● What is asked
Tally the lines with the word "skittishkid" and report the number alone.
━━━━━━━━━━━━━━━━━━━━━━━━━━━━━━
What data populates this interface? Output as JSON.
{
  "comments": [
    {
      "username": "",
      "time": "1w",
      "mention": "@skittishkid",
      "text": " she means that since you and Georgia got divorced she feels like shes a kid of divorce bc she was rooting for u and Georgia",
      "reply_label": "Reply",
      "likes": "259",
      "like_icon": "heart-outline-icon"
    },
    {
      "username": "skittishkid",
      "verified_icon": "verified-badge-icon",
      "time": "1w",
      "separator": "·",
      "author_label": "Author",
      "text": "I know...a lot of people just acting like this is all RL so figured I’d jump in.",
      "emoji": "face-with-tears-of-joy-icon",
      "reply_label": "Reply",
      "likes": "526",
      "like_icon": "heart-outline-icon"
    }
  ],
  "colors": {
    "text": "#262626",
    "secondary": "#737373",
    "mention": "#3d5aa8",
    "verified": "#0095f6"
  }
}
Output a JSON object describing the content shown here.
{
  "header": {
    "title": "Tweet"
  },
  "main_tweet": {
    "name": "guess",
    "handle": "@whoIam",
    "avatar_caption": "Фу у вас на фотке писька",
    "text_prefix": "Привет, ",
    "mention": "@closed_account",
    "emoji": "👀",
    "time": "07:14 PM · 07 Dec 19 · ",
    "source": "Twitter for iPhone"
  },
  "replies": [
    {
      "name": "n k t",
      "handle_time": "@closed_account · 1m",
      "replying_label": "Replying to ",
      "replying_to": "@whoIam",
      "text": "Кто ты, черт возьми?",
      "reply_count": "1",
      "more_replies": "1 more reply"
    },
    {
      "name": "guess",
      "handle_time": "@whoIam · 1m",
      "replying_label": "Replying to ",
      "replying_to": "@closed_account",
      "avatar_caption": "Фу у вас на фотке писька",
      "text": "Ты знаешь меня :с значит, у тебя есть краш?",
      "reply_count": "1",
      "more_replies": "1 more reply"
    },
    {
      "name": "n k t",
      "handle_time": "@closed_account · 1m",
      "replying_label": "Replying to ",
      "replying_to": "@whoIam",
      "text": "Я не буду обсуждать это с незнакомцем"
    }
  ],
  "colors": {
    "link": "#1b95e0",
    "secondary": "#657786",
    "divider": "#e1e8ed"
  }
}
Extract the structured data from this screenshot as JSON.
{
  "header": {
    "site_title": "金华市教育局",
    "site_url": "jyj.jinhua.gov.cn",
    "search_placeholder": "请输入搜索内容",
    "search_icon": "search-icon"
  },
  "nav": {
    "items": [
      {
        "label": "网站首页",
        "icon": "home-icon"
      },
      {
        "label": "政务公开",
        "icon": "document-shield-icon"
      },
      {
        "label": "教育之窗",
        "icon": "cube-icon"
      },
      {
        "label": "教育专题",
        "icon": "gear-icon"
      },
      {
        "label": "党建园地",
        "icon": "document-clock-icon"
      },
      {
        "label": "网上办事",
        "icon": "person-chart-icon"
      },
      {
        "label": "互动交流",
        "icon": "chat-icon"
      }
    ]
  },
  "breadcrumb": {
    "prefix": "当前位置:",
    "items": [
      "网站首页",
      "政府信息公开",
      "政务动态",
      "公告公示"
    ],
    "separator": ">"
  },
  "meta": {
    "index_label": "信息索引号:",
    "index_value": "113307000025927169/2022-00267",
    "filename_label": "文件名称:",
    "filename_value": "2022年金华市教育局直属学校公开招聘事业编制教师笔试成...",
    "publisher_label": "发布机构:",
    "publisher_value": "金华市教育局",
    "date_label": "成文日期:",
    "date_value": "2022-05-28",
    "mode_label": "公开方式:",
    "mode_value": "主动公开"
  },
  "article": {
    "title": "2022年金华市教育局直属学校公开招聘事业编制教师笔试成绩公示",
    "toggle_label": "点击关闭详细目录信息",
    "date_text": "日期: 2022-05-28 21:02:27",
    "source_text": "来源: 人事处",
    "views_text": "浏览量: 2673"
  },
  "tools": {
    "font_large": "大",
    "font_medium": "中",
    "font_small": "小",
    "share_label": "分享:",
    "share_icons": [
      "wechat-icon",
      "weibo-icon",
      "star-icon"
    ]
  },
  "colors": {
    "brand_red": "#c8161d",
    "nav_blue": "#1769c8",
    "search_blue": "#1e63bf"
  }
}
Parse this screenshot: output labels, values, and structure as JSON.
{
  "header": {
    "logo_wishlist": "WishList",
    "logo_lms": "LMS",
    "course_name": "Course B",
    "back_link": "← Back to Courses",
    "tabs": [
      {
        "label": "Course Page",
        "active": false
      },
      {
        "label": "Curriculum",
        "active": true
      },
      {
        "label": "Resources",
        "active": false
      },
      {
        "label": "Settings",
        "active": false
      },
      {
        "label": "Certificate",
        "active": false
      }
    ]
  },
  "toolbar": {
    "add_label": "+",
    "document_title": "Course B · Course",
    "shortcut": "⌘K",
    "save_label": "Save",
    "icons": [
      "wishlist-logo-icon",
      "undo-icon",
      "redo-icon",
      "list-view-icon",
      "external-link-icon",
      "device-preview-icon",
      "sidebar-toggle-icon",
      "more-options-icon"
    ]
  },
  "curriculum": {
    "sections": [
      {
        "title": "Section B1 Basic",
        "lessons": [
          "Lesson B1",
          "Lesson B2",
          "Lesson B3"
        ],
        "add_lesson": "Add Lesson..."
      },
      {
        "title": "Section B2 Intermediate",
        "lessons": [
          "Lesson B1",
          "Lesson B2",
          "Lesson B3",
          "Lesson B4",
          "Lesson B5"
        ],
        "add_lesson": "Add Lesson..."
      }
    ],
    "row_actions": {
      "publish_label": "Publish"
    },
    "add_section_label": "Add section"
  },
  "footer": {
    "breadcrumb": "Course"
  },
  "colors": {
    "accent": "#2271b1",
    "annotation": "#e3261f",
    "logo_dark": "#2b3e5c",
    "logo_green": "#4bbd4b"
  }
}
━━━━━━━━━━━━━━━━━━━━━━━━━━━━━━
● Answer for the task
2